▶ Work task:
What appears in the data must be reproduced exactly.

··· Extracted data

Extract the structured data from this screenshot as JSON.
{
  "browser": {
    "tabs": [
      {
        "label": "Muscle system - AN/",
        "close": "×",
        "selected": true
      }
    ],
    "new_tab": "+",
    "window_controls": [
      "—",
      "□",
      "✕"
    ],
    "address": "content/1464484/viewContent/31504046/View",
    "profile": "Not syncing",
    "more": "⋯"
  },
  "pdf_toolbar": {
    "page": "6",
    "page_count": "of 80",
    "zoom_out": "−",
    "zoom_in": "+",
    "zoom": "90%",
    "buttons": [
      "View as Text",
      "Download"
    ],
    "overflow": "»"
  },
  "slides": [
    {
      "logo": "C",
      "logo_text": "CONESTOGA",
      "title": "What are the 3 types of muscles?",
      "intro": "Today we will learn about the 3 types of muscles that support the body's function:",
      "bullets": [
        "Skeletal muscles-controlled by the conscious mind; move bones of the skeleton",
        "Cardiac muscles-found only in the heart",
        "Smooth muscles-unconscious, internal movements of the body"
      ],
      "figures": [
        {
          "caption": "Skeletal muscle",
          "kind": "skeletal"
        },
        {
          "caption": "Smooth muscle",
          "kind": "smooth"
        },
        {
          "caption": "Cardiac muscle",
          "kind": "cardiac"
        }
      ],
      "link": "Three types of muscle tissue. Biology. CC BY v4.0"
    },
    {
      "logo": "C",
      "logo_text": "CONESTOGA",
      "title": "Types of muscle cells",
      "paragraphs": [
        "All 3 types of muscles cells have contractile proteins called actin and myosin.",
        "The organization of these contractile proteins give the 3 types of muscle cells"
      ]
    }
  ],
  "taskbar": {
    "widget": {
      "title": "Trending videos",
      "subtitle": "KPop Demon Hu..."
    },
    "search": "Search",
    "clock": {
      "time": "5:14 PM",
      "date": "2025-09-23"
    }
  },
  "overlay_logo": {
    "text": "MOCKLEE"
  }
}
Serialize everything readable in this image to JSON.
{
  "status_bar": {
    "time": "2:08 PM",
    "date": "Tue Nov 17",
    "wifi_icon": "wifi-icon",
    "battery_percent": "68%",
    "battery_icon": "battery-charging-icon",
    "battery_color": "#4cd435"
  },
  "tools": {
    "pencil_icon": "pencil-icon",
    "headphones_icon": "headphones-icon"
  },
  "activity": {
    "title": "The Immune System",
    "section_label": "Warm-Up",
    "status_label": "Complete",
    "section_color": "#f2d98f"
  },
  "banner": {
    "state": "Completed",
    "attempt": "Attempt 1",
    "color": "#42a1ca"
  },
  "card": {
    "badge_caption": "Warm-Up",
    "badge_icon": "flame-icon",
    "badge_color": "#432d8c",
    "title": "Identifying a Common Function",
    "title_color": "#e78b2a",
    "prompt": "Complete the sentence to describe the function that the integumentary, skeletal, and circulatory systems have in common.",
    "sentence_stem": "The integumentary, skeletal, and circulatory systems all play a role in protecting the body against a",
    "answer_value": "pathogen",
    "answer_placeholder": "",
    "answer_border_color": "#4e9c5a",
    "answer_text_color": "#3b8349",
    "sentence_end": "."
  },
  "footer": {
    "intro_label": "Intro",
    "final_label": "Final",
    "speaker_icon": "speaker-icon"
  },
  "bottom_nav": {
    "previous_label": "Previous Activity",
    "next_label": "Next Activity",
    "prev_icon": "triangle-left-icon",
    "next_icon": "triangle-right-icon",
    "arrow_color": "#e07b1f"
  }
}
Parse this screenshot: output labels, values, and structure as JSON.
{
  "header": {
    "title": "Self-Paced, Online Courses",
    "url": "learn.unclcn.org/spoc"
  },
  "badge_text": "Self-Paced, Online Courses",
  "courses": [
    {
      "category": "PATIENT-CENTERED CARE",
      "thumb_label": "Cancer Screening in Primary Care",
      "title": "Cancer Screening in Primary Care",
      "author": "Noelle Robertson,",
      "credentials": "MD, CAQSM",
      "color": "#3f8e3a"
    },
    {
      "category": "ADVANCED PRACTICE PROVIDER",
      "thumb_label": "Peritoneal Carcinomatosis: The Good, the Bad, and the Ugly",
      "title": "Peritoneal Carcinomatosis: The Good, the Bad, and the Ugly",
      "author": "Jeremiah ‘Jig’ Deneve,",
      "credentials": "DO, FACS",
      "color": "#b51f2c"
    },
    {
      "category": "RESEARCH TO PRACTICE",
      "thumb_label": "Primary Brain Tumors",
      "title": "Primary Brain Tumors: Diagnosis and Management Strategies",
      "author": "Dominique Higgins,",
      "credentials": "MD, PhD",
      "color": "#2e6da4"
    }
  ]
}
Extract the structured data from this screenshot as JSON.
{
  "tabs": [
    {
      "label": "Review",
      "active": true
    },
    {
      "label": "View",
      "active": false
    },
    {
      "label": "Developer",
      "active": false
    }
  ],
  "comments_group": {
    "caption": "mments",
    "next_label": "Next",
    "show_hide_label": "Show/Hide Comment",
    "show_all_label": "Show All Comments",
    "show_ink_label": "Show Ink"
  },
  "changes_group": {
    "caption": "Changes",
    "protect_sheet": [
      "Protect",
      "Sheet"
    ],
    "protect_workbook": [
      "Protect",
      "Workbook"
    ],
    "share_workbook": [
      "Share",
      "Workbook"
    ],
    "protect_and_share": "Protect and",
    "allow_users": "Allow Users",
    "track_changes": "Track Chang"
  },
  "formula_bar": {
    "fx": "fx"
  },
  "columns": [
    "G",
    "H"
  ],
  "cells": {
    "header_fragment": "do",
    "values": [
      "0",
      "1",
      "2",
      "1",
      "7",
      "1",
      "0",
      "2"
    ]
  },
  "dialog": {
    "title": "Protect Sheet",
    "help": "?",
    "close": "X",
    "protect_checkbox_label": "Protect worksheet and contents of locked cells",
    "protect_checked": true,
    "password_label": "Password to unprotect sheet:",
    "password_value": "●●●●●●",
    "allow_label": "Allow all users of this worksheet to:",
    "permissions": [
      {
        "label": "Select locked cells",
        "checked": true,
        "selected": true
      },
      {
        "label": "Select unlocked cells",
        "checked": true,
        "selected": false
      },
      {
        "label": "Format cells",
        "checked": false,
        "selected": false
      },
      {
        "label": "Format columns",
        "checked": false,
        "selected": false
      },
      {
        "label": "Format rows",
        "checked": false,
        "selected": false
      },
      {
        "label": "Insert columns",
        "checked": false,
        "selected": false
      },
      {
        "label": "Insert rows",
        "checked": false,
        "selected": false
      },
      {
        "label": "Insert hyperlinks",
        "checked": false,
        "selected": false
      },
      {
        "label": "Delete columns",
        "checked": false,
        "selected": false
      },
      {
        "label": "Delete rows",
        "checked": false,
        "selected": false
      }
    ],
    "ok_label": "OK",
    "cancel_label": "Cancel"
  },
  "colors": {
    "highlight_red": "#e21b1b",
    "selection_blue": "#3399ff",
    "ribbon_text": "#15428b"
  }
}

······

▶ Task output:
Extract the structured data from this screenshot as JSON.
{
  "browser": {
    "tabs": [
      {
        "label": "Muscle system - AN/",
        "close": "×",
        "selected": true
      }
    ],
    "new_tab": "+",
    "window_controls": [
      "—",
      "□",
      "✕"
    ],
    "address": "content/1464484/viewContent/31504046/View",
    "profile": "Not syncing",
    "more": "⋯"
  },
  "pdf_toolbar": {
    "page": "6",
    "page_count": "of 80",
    "zoom_out": "−",
    "zoom_in": "+",
    "zoom": "90%",
    "buttons": [
      "View as Text",
      "Download"
    ],
    "overflow": "»"
  },
  "slides": [
    {
      "logo": "C",
      "logo_text": "CONESTOGA",
      "title": "What are the 3 types of muscles?",
      "intro": "Today we will learn about the 3 types of muscles that support the body's function:",
      "bullets": [
        "Skeletal muscles-controlled by the conscious mind; move bones of the skeleton",
        "Cardiac muscles-found only in the heart",
        "Smooth muscles-unconscious, internal movements of the body"
      ],
      "figures": [
        {
          "caption": "Skeletal muscle",
          "kind": "skeletal"
        },
        {
          "caption": "Smooth muscle",
          "kind": "smooth"
        },
        {
          "caption": "Cardiac muscle",
          "kind": "cardiac"
        }
      ],
      "link": "Three types of muscle tissue. Biology. CC BY v4.0"
    },
    {
      "logo": "C",
      "logo_text": "CONESTOGA",
      "title": "Types of muscle cells",
      "paragraphs": [
        "All 3 types of muscles cells have contractile proteins called actin and myosin.",
        "The organization of these contractile proteins give the 3 types of muscle cells"
      ]
    }
  ],
  "taskbar": {
    "widget": {
      "title": "Trending videos",
      "subtitle": "KPop Demon Hu..."
    },
    "search": "Search",
    "clock": {
      "time": "5:14 PM",
      "date": "2025-09-23"
    }
  },
  "overlay_logo": {
    "text": "MOCKLEE"
  }
}
Serialize everything readable in this image to JSON.
{
  "status_bar": {
    "time": "2:08 PM",
    "date": "Tue Nov 17",
    "wifi_icon": "wifi-icon",
    "battery_percent": "68%",
    "battery_icon": "battery-charging-icon",
    "battery_color": "#4cd435"
  },
  "tools": {
    "pencil_icon": "pencil-icon",
    "headphones_icon": "headphones-icon"
  },
  "activity": {
    "title": "The Immune System",
    "section_label": "Warm-Up",
    "status_label": "Complete",
    "section_color": "#f2d98f"
  },
  "banner": {
    "state": "Completed",
    "attempt": "Attempt 1",
    "color": "#42a1ca"
  },
  "card": {
    "badge_caption": "Warm-Up",
    "badge_icon": "flame-icon",
    "badge_color": "#432d8c",
    "title": "Identifying a Common Function",
    "title_color": "#e78b2a",
    "prompt": "Complete the sentence to describe the function that the integumentary, skeletal, and circulatory systems have in common.",
    "sentence_stem": "The integumentary, skeletal, and circulatory systems all play a role in protecting the body against a",
    "answer_value": "pathogen",
    "answer_placeholder": "",
    "answer_border_color": "#4e9c5a",
    "answer_text_color": "#3b8349",
    "sentence_end": "."
  },
  "footer": {
    "intro_label": "Intro",
    "final_label": "Final",
    "speaker_icon": "speaker-icon"
  },
  "bottom_nav": {
    "previous_label": "Previous Activity",
    "next_label": "Next Activity",
    "prev_icon": "triangle-left-icon",
    "next_icon": "triangle-right-icon",
    "arrow_color": "#e07b1f"
  }
}
Parse this screenshot: output labels, values, and structure as JSON.
{
  "header": {
    "title": "Self-Paced, Online Courses",
    "url": "learn.unclcn.org/spoc"
  },
  "badge_text": "Self-Paced, Online Courses",
  "courses": [
    {
      "category": "PATIENT-CENTERED CARE",
      "thumb_label": "Cancer Screening in Primary Care",
      "title": "Cancer Screening in Primary Care",
      "author": "Noelle Robertson,",
      "credentials": "MD, CAQSM",
      "color": "#3f8e3a"
    },
    {
      "category": "ADVANCED PRACTICE PROVIDER",
      "thumb_label": "Peritoneal Carcinomatosis: The Good, the Bad, and the Ugly",
      "title": "Peritoneal Carcinomatosis: The Good, the Bad, and the Ugly",
      "author": "Jeremiah ‘Jig’ Deneve,",
      "credentials": "DO, FACS",
      "color": "#b51f2c"
    },
    {
      "category": "RESEARCH TO PRACTICE",
      "thumb_label": "Primary Brain Tumors",
      "title": "Primary Brain Tumors: Diagnosis and Management Strategies",
      "author": "Dominique Higgins,",
      "credentials": "MD, PhD",
      "color": "#2e6da4"
    }
  ]
}
Extract the structured data from this screenshot as JSON.
{
  "tabs": [
    {
      "label": "Review",
      "active": true
    },
    {
      "label": "View",
      "active": false
    },
    {
      "label": "Developer",
      "active": false
    }
  ],
  "comments_group": {
    "caption": "mments",
    "next_label": "Next",
    "show_hide_label": "Show/Hide Comment",
    "show_all_label": "Show All Comments",
    "show_ink_label": "Show Ink"
  },
  "changes_group": {
    "caption": "Changes",
    "protect_sheet": [
      "Protect",
      "Sheet"
    ],
    "protect_workbook": [
      "Protect",
      "Workbook"
    ],
    "share_workbook": [
      "Share",
      "Workbook"
    ],
    "protect_and_share": "Protect and",
    "allow_users": "Allow Users",
    "track_changes": "Track Chang"
  },
  "formula_bar": {
    "fx": "fx"
  },
  "columns": [
    "G",
    "H"
  ],
  "cells": {
    "header_fragment": "do",
    "values": [
      "0",
      "1",
      "2",
      "1",
      "7",
      "1",
      "0",
      "2"
    ]
  },
  "dialog": {
    "title": "Protect Sheet",
    "help": "?",
    "close": "X",
    "protect_checkbox_label": "Protect worksheet and contents of locked cells",
    "protect_checked": true,
    "password_label": "Password to unprotect sheet:",
    "password_value": "●●●●●●",
    "allow_label": "Allow all users of this worksheet to:",
    "permissions": [
      {
        "label": "Select locked cells",
        "checked": true,
        "selected": true
      },
      {
        "label": "Select unlocked cells",
        "checked": true,
        "selected": false
      },
      {
        "label": "Format cells",
        "checked": false,
        "selected": false
      },
      {
        "label": "Format columns",
        "checked": false,
        "selected": false
      },
      {
        "label": "Format rows",
        "checked": false,
        "selected": false
      },
      {
        "label": "Insert columns",
        "checked": false,
        "selected": false
      },
      {
        "label": "Insert rows",
        "checked": false,
        "selected": false
      },
      {
        "label": "Insert hyperlinks",
        "checked": false,
        "selected": false
      },
      {
        "label": "Delete columns",
        "checked": false,
        "selected": false
      },
      {
        "label": "Delete rows",
        "checked": false,
        "selected": false
      }
    ],
    "ok_label": "OK",
    "cancel_label": "Cancel"
  },
  "colors": {
    "highlight_red": "#e21b1b",
    "selection_blue": "#3399ff",
    "ribbon_text": "#15428b"
  }
}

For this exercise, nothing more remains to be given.